* TASK DESCRIPTION *
Each line that includes the word "Наличие" counts once; give the total and nothing more.

════════════════════

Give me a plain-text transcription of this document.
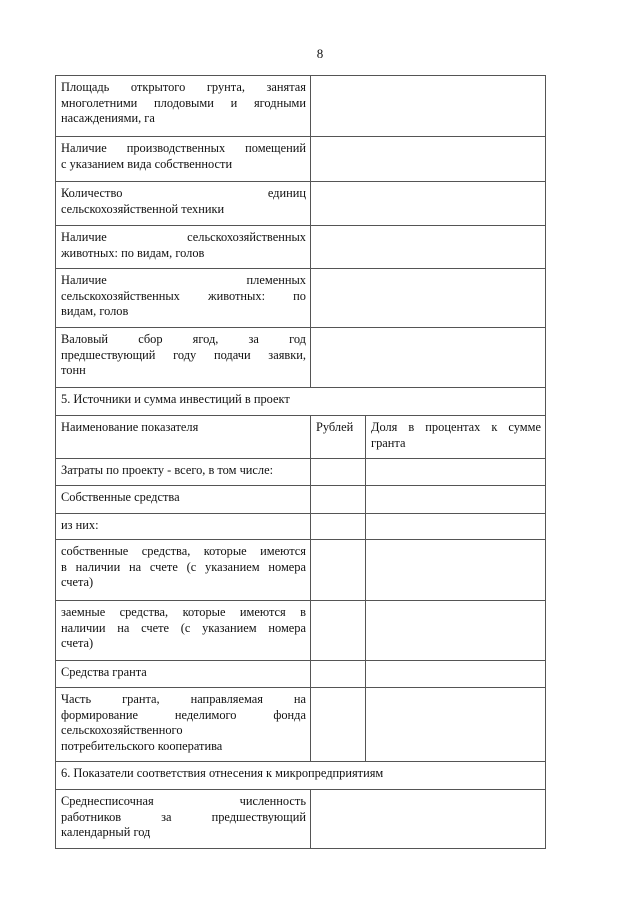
8
Площадь открытого грунта, занятая
многолетними плодовыми и ягодными
насаждениями, га		

Наличие производственных помещений
с указанием вида собственности		

Количество единиц
сельскохозяйственной техники		

Наличие сельскохозяйственных
животных: по видам, голов		

Наличие племенных
сельскохозяйственных животных: по
видам, голов		

Валовый сбор ягод, за год
предшествующий году подачи заявки,
тонн		

5. Источники и сумма инвестиций в проект		
Наименование показателя	Рублей	Доля в процентах к сумме
гранта

Затраты по проекту - всего, в том числе:		
Собственные средства		
из них:		

собственные средства, которые имеются
в наличии на счете (с указанием номера
счета)		

заемные средства, которые имеются в
наличии на счете (с указанием номера
счета)		

Средства гранта		

Часть гранта, направляемая на
формирование неделимого фонда
сельскохозяйственного
потребительского кооператива		

6. Показатели соответствия отнесения к микропредприятиям		

Среднесписочная численность
работников за предшествующий
календарный год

════════════════════

* TASK SOLUTION *
3